What the task requires ▸ All entries below need to be written out exactly, but without their pictures.

Extracted records:
⟨
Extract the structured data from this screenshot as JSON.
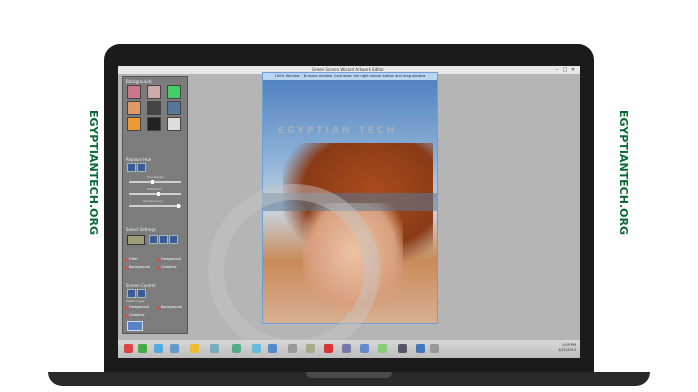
{
  "window": {
    "title": "Green Screen Wizard Artwork Editor",
    "controls": [
      "–",
      "□",
      "✕"
    ]
  },
  "panel": {
    "backgrounds_title": "Backgrounds",
    "replace_title": "Replace Hue",
    "slider_labels": [
      "Hue Range",
      "Reflection",
      "Transparency"
    ],
    "select_title": "Select Settings",
    "radio_left": [
      "Filter",
      "Background"
    ],
    "radio_right": [
      "Foreground",
      "Combine"
    ],
    "screen_title": "Screen Control",
    "screen_sub": "Select Layer",
    "screen_radios": [
      "Foreground",
      "Background",
      "Combine"
    ]
  },
  "photo": {
    "caption": "100% Window - To move window, hold down the right mouse button and drag window"
  },
  "watermark_text": "EGYPTIAN TECH",
  "side_text": "EGYPTIANTECH.ORG",
  "taskbar": {
    "time": "1:09 PM",
    "date": "1/21/2013"
  }
}
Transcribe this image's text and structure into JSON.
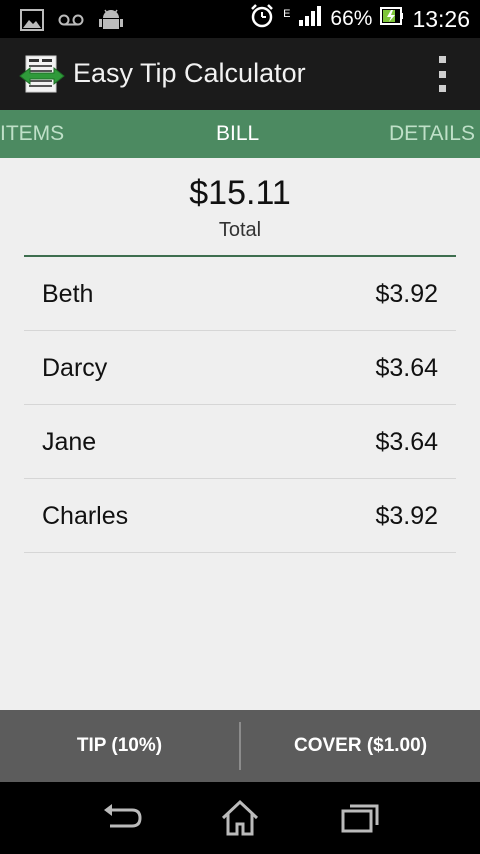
{
  "status_bar": {
    "battery": "66%",
    "time": "13:26",
    "network": "E",
    "icons": [
      "gallery-icon",
      "voicemail-icon",
      "android-icon",
      "alarm-icon",
      "signal-icon",
      "battery-charging-icon"
    ]
  },
  "action_bar": {
    "title": "Easy Tip Calculator",
    "icons": [
      "app-logo-icon",
      "overflow-menu-icon"
    ]
  },
  "tabs": [
    {
      "label": "ITEMS",
      "active": false
    },
    {
      "label": "BILL",
      "active": true
    },
    {
      "label": "DETAILS",
      "active": false
    }
  ],
  "bill": {
    "total_amount": "$15.11",
    "total_label": "Total",
    "people": [
      {
        "name": "Beth",
        "amount": "$3.92"
      },
      {
        "name": "Darcy",
        "amount": "$3.64"
      },
      {
        "name": "Jane",
        "amount": "$3.64"
      },
      {
        "name": "Charles",
        "amount": "$3.92"
      }
    ]
  },
  "bottom_bar": {
    "tip_label": "TIP (10%)",
    "cover_label": "COVER ($1.00)"
  },
  "nav_bar": {
    "icons": [
      "back-icon",
      "home-icon",
      "recent-apps-icon"
    ]
  },
  "colors": {
    "tab_bar": "#4c8a61",
    "action_bar": "#1b1b1b",
    "content_bg": "#efefef",
    "bottom_bar": "#5c5c5c",
    "accent_divider": "#3e6e4f"
  }
}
⟩
Solved problem ▸
Extract the structured data from this screenshot as JSON.
{
  "window": {
    "title": "Green Screen Wizard Artwork Editor",
    "controls": [
      "–",
      "□",
      "✕"
    ]
  },
  "panel": {
    "backgrounds_title": "Backgrounds",
    "replace_title": "Replace Hue",
    "slider_labels": [
      "Hue Range",
      "Reflection",
      "Transparency"
    ],
    "select_title": "Select Settings",
    "radio_left": [
      "Filter",
      "Background"
    ],
    "radio_right": [
      "Foreground",
      "Combine"
    ],
    "screen_title": "Screen Control",
    "screen_sub": "Select Layer",
    "screen_radios": [
      "Foreground",
      "Background",
      "Combine"
    ]
  },
  "photo": {
    "caption": "100% Window - To move window, hold down the right mouse button and drag window"
  },
  "watermark_text": "EGYPTIAN TECH",
  "side_text": "EGYPTIANTECH.ORG",
  "taskbar": {
    "time": "1:09 PM",
    "date": "1/21/2013"
  }
}
Transcribe this image's text and structure into JSON.
{
  "status_bar": {
    "battery": "66%",
    "time": "13:26",
    "network": "E",
    "icons": [
      "gallery-icon",
      "voicemail-icon",
      "android-icon",
      "alarm-icon",
      "signal-icon",
      "battery-charging-icon"
    ]
  },
  "action_bar": {
    "title": "Easy Tip Calculator",
    "icons": [
      "app-logo-icon",
      "overflow-menu-icon"
    ]
  },
  "tabs": [
    {
      "label": "ITEMS",
      "active": false
    },
    {
      "label": "BILL",
      "active": true
    },
    {
      "label": "DETAILS",
      "active": false
    }
  ],
  "bill": {
    "total_amount": "$15.11",
    "total_label": "Total",
    "people": [
      {
        "name": "Beth",
        "amount": "$3.92"
      },
      {
        "name": "Darcy",
        "amount": "$3.64"
      },
      {
        "name": "Jane",
        "amount": "$3.64"
      },
      {
        "name": "Charles",
        "amount": "$3.92"
      }
    ]
  },
  "bottom_bar": {
    "tip_label": "TIP (10%)",
    "cover_label": "COVER ($1.00)"
  },
  "nav_bar": {
    "icons": [
      "back-icon",
      "home-icon",
      "recent-apps-icon"
    ]
  },
  "colors": {
    "tab_bar": "#4c8a61",
    "action_bar": "#1b1b1b",
    "content_bg": "#efefef",
    "bottom_bar": "#5c5c5c",
    "accent_divider": "#3e6e4f"
  }
}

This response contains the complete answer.